= Goal =
Give the number of lines holding the string "name", and nothing else.

= Given entries =
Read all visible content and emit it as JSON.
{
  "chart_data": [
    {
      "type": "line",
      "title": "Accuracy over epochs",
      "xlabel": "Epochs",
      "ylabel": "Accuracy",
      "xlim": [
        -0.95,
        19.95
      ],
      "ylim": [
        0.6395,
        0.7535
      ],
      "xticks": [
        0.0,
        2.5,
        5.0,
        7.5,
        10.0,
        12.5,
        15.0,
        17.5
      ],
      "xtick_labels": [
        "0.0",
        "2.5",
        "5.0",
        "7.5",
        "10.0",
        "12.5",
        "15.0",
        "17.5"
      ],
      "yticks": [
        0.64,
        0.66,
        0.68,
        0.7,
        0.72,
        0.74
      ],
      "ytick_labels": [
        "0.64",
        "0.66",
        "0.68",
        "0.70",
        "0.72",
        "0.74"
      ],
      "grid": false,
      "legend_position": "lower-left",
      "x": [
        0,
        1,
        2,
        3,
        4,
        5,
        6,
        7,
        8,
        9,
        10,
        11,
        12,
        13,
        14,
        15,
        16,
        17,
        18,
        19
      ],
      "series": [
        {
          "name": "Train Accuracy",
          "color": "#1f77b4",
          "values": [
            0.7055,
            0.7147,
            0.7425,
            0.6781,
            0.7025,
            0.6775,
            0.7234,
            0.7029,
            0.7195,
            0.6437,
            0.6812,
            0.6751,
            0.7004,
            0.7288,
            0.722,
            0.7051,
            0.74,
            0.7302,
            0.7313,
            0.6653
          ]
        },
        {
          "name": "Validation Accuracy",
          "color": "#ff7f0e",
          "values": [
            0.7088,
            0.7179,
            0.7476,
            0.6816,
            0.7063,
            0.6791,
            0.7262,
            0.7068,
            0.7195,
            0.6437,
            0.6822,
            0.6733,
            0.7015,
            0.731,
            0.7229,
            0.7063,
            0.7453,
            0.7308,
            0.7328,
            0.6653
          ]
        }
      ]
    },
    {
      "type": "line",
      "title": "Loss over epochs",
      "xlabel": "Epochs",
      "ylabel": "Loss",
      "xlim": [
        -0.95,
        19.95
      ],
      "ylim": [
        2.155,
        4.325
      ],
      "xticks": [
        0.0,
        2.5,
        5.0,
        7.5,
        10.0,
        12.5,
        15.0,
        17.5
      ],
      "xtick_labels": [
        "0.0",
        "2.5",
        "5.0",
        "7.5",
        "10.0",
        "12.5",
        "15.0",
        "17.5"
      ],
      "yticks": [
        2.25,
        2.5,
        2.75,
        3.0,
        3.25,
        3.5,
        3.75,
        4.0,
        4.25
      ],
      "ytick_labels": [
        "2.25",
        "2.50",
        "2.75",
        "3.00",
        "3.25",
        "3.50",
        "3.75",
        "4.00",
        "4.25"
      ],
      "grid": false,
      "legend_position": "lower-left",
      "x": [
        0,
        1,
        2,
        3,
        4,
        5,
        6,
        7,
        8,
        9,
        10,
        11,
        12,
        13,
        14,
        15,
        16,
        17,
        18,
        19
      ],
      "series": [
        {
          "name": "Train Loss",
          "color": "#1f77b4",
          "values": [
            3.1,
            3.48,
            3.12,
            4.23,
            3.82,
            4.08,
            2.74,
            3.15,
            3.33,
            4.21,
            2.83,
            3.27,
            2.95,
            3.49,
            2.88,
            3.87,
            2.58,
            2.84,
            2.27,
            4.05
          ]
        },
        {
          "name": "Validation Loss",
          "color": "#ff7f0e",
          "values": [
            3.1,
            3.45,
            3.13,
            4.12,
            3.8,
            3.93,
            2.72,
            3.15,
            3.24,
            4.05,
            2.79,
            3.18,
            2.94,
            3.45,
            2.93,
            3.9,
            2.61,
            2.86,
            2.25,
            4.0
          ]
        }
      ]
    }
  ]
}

= Reply =
4